=== Exercise instructions ===
From the records below, pull each line that has "style".

=== Data for this task ===
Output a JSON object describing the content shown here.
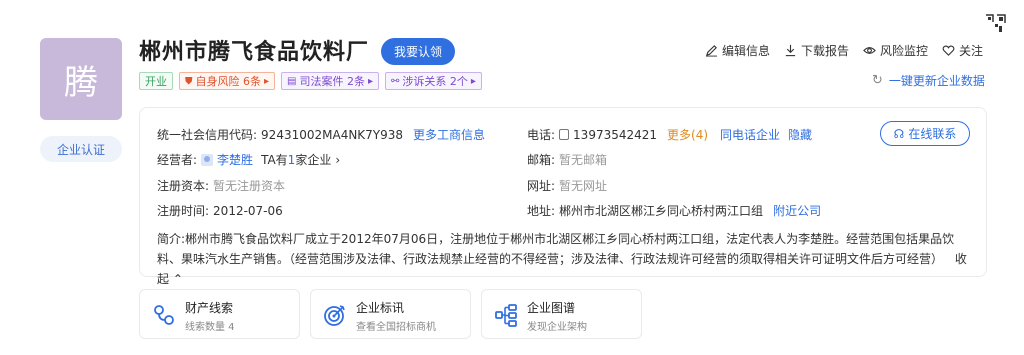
{
  "company": {
    "logo_char": "腾",
    "certification": "企业认证",
    "name": "郴州市腾飞食品饮料厂",
    "claim_button": "我要认领"
  },
  "tags": [
    {
      "label": "开业",
      "style": "green"
    },
    {
      "label": "自身风险 6条",
      "style": "orange"
    },
    {
      "label": "司法案件 2条",
      "style": "purple"
    },
    {
      "label": "涉诉关系 2个",
      "style": "purple"
    }
  ],
  "actions": {
    "edit": "编辑信息",
    "download": "下载报告",
    "monitor": "风险监控",
    "follow": "关注",
    "refresh": "一键更新企业数据"
  },
  "info": {
    "credit_code_label": "统一社会信用代码:",
    "credit_code_value": "92431002MA4NK7Y938",
    "more_business": "更多工商信息",
    "operator_label": "经营者:",
    "operator_name": "李楚胜",
    "operator_ta": "TA有",
    "operator_count": "1",
    "operator_suffix": "家企业",
    "capital_label": "注册资本:",
    "capital_value": "暂无注册资本",
    "reg_time_label": "注册时间:",
    "reg_time_value": "2012-07-06",
    "phone_label": "电话:",
    "phone_value": "13973542421",
    "phone_more": "更多(4)",
    "phone_same": "同电话企业",
    "phone_hide": "隐藏",
    "email_label": "邮箱:",
    "email_value": "暂无邮箱",
    "website_label": "网址:",
    "website_value": "暂无网址",
    "address_label": "地址:",
    "address_value": "郴州市北湖区郴江乡同心桥村两江口组",
    "address_nearby": "附近公司",
    "contact_button": "在线联系",
    "summary_label": "简介:",
    "summary_text": "郴州市腾飞食品饮料厂成立于2012年07月06日，注册地位于郴州市北湖区郴江乡同心桥村两江口组，法定代表人为李楚胜。经营范围包括果品饮料、果味汽水生产销售。（经营范围涉及法律、行政法规禁止经营的不得经营；涉及法律、行政法规许可经营的须取得相关许可证明文件后方可经营）",
    "collapse": "收起"
  },
  "bottom_cards": [
    {
      "title": "财产线索",
      "sub": "线索数量 4"
    },
    {
      "title": "企业标讯",
      "sub": "查看全国招标商机"
    },
    {
      "title": "企业图谱",
      "sub": "发现企业架构"
    }
  ],
  "colors": {
    "accent": "#2f6fe0",
    "logo_bg": "#c8b9db"
  }
}
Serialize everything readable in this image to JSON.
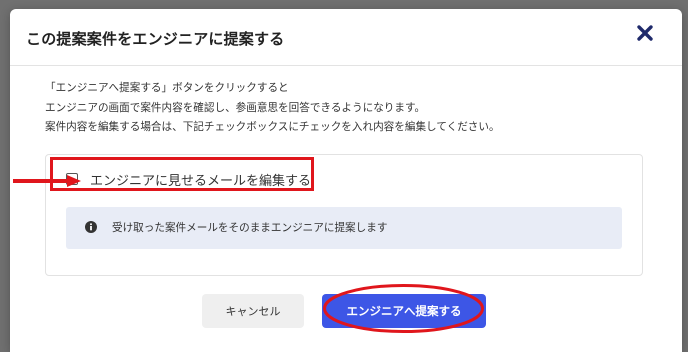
{
  "dialog": {
    "title": "この提案案件をエンジニアに提案する",
    "close_icon": "close-icon",
    "description": [
      "「エンジニアへ提案する」ボタンをクリックすると",
      "エンジニアの画面で案件内容を確認し、参画意思を回答できるようになります。",
      "案件内容を編集する場合は、下記チェックボックスにチェックを入れ内容を編集してください。"
    ],
    "checkbox": {
      "label": "エンジニアに見せるメールを編集する",
      "checked": false
    },
    "info": {
      "icon": "info-icon",
      "text": "受け取った案件メールをそのままエンジニアに提案します"
    },
    "buttons": {
      "cancel_label": "キャンセル",
      "submit_label": "エンジニアへ提案する"
    }
  },
  "colors": {
    "accent": "#3d56e6",
    "annotation": "#e0161c",
    "close_icon": "#1f2a6b",
    "info_bg": "#e8ecf6",
    "overlay": "#707070"
  }
}
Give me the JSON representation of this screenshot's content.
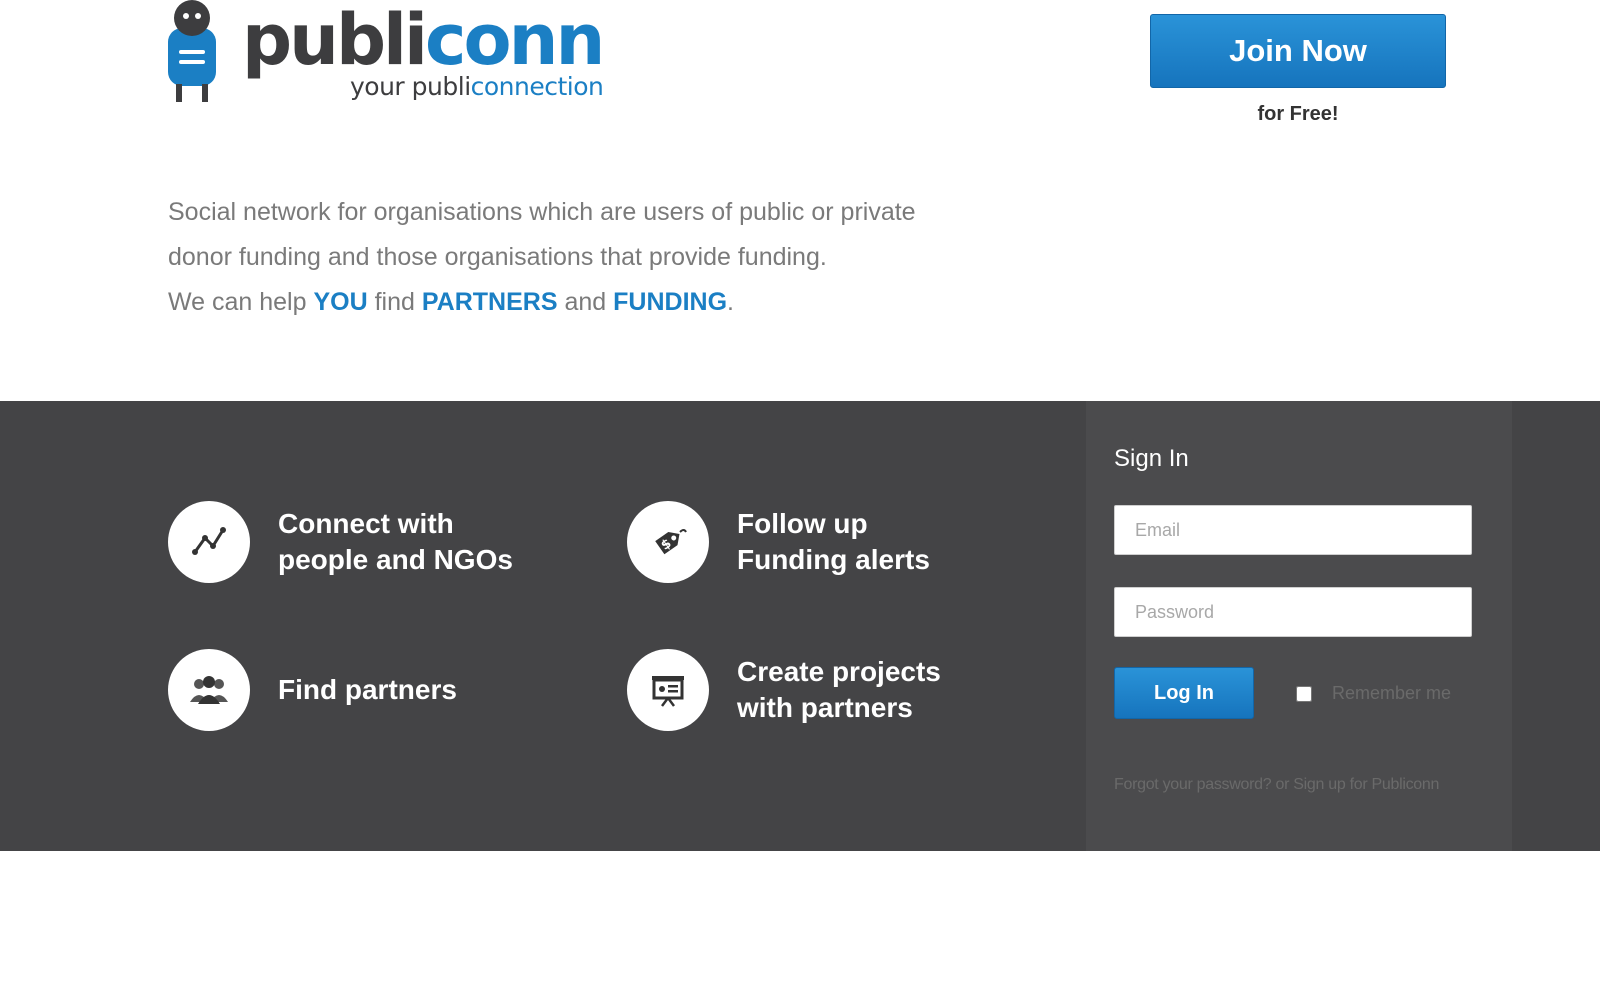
{
  "header": {
    "brand_part1": "publi",
    "brand_part2": "conn",
    "tagline_part1": "your publi",
    "tagline_part2": "connection",
    "join_button": "Join Now",
    "join_subtext": "for Free!"
  },
  "intro": {
    "line1": "Social network for organisations which are users of public or private",
    "line2": "donor funding and those organisations that provide funding.",
    "line3_prefix": "We can help ",
    "line3_you": "YOU",
    "line3_find": " find ",
    "line3_partners": "PARTNERS",
    "line3_and": " and ",
    "line3_funding": "FUNDING",
    "line3_period": "."
  },
  "features": [
    {
      "icon": "network-chart-icon",
      "line1": "Connect with",
      "line2": "people and NGOs"
    },
    {
      "icon": "price-tag-icon",
      "line1": "Follow up",
      "line2": "Funding alerts"
    },
    {
      "icon": "people-group-icon",
      "line1": "Find partners"
    },
    {
      "icon": "presentation-board-icon",
      "line1": "Create projects",
      "line2": "with partners"
    }
  ],
  "signin": {
    "title": "Sign In",
    "email_placeholder": "Email",
    "password_placeholder": "Password",
    "login_button": "Log In",
    "remember_label": "Remember me",
    "forgot_link": "Forgot your password?",
    "or_text": " or ",
    "signup_link": "Sign up for Publiconn"
  },
  "colors": {
    "accent": "#1b7fc4",
    "band": "#444446",
    "panel": "#4b4b4d"
  }
}
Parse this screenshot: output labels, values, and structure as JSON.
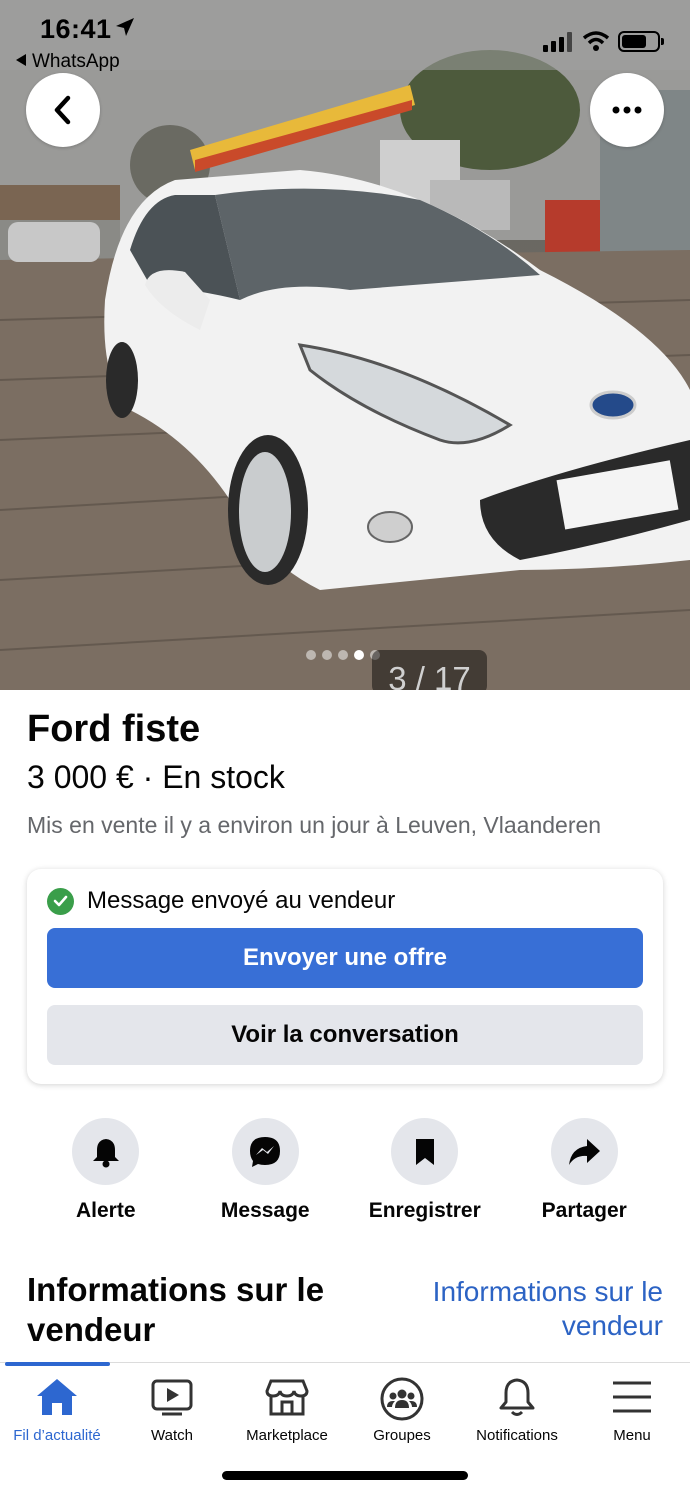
{
  "status_bar": {
    "time": "16:41",
    "back_app": "WhatsApp"
  },
  "photo": {
    "counter": "3 / 17",
    "dots_total": 5,
    "dots_active_index": 3
  },
  "listing": {
    "title": "Ford fiste",
    "price_line": "3 000 € · En stock",
    "listed_line": "Mis en vente il y a environ un jour à Leuven, Vlaanderen"
  },
  "message_card": {
    "sent_text": "Message envoyé au vendeur",
    "offer_button": "Envoyer une offre",
    "conversation_button": "Voir la conversation"
  },
  "actions": [
    {
      "label": "Alerte",
      "icon": "bell-icon"
    },
    {
      "label": "Message",
      "icon": "messenger-icon"
    },
    {
      "label": "Enregistrer",
      "icon": "bookmark-icon"
    },
    {
      "label": "Partager",
      "icon": "share-icon"
    }
  ],
  "seller": {
    "heading": "Informations sur le vendeur",
    "link": "Informations sur le vendeur"
  },
  "bottom_nav": [
    {
      "label": "Fil d’actualité",
      "icon": "home-icon",
      "active": true
    },
    {
      "label": "Watch",
      "icon": "watch-icon",
      "active": false
    },
    {
      "label": "Marketplace",
      "icon": "marketplace-icon",
      "active": false
    },
    {
      "label": "Groupes",
      "icon": "groups-icon",
      "active": false
    },
    {
      "label": "Notifications",
      "icon": "notifications-bell-icon",
      "active": false
    },
    {
      "label": "Menu",
      "icon": "hamburger-menu-icon",
      "active": false
    }
  ],
  "colors": {
    "accent_blue": "#386fd6",
    "link_blue": "#2c63c4",
    "success_green": "#3a9e4a",
    "secondary_button": "#e4e6eb",
    "muted_text": "#65676b"
  }
}
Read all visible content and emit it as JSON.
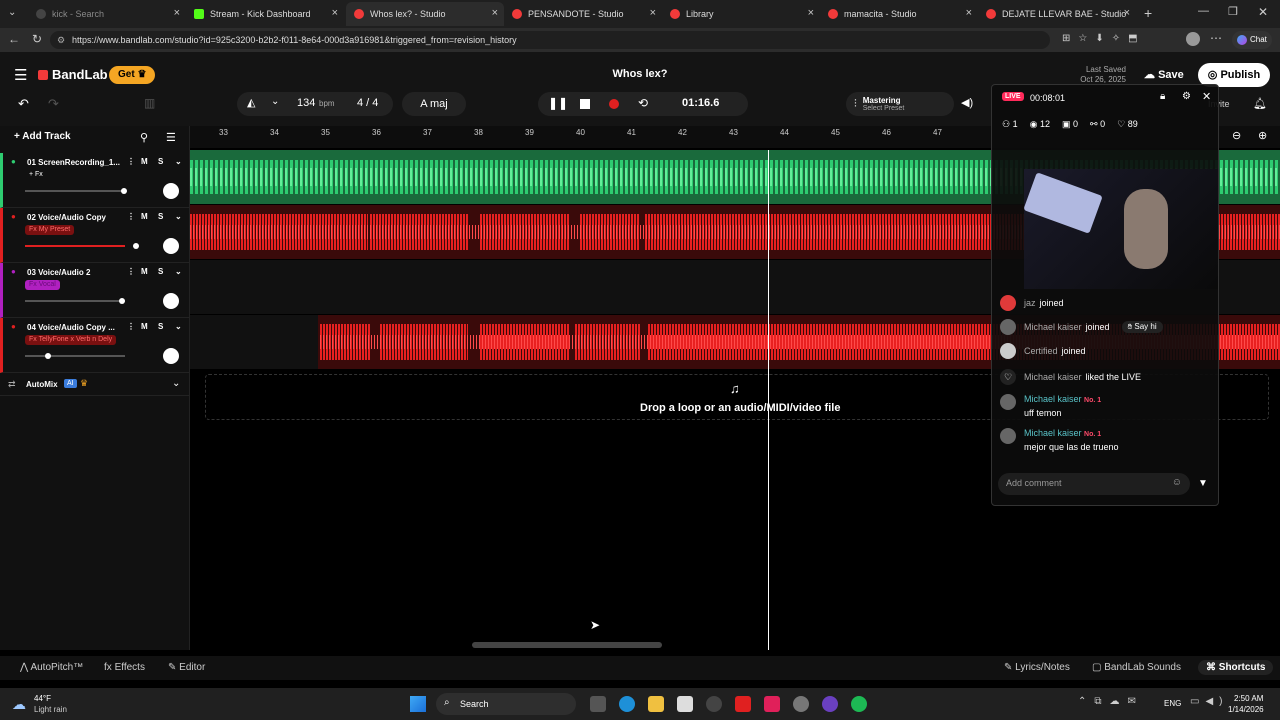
{
  "browser": {
    "tabs": [
      {
        "label": "kick - Search",
        "active": false
      },
      {
        "label": "Stream - Kick Dashboard",
        "active": false
      },
      {
        "label": "Whos lex? - Studio",
        "active": true
      },
      {
        "label": "PENSANDOTE - Studio",
        "active": false
      },
      {
        "label": "Library",
        "active": false
      },
      {
        "label": "mamacita - Studio",
        "active": false
      },
      {
        "label": "DEJATE LLEVAR BAE - Studio",
        "active": false
      }
    ],
    "url": "https://www.bandlab.com/studio?id=925c3200-b2b2-f011-8e64-000d3a916981&triggered_from=revision_history",
    "chat_label": "Chat"
  },
  "app": {
    "logo": "BandLab",
    "get_label": "Get",
    "project_title": "Whos lex?",
    "last_saved_label": "Last Saved",
    "last_saved_date": "Oct 26, 2025",
    "save_label": "Save",
    "publish_label": "Publish",
    "invite_label": "Invite",
    "tempo": "134",
    "tempo_unit": "bpm",
    "time_sig": "4 / 4",
    "key": "A maj",
    "time": "01:16.6",
    "mastering_label": "Mastering",
    "mastering_preset": "Select Preset"
  },
  "toolbar": {
    "add_track_label": "Add Track"
  },
  "ruler": [
    "33",
    "34",
    "35",
    "36",
    "37",
    "38",
    "39",
    "40",
    "41",
    "42",
    "43",
    "44",
    "45",
    "46",
    "47"
  ],
  "tracks": [
    {
      "name": "01  ScreenRecording_1...",
      "fx": "+ Fx",
      "color": "#2ecc71"
    },
    {
      "name": "02  Voice/Audio Copy",
      "fx": "Fx  My Preset",
      "color": "#e02020"
    },
    {
      "name": "03  Voice/Audio 2",
      "fx": "Fx  Vocal",
      "color": "#b020c0"
    },
    {
      "name": "04  Voice/Audio Copy ...",
      "fx": "Fx  TellyFone x Verb n Dely",
      "color": "#e02020"
    }
  ],
  "automix": {
    "label": "AutoMix",
    "badge": "AI"
  },
  "drop_text": "Drop a loop or an audio/MIDI/video file",
  "live": {
    "badge": "LIVE",
    "duration": "00:08:01",
    "stats": {
      "users": "1",
      "views": "12",
      "gifts": "0",
      "shares": "0",
      "likes": "89"
    },
    "chat": [
      {
        "user": "jaz",
        "text": "joined"
      },
      {
        "user": "Michael kaiser",
        "text": "joined",
        "extra": "Say hi"
      },
      {
        "user": "Certified",
        "text": "joined"
      },
      {
        "user": "Michael kaiser",
        "text": "liked the LIVE"
      },
      {
        "user": "Michael kaiser",
        "badge": "No. 1",
        "text": "uff temon"
      },
      {
        "user": "Michael kaiser",
        "badge": "No. 1",
        "text": "mejor que las de trueno"
      }
    ],
    "comment_placeholder": "Add comment"
  },
  "bottom": {
    "autopitch": "AutoPitch™",
    "effects": "Effects",
    "editor": "Editor",
    "lyrics": "Lyrics/Notes",
    "sounds": "BandLab Sounds",
    "shortcuts": "Shortcuts"
  },
  "taskbar": {
    "weather_temp": "44°F",
    "weather_desc": "Light rain",
    "search": "Search",
    "lang": "ENG",
    "time": "2:50 AM",
    "date": "1/14/2026"
  }
}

=== Result below ===
      "style": "green"
      "style": "orange"
      "style": "purple"
      "style": "purple"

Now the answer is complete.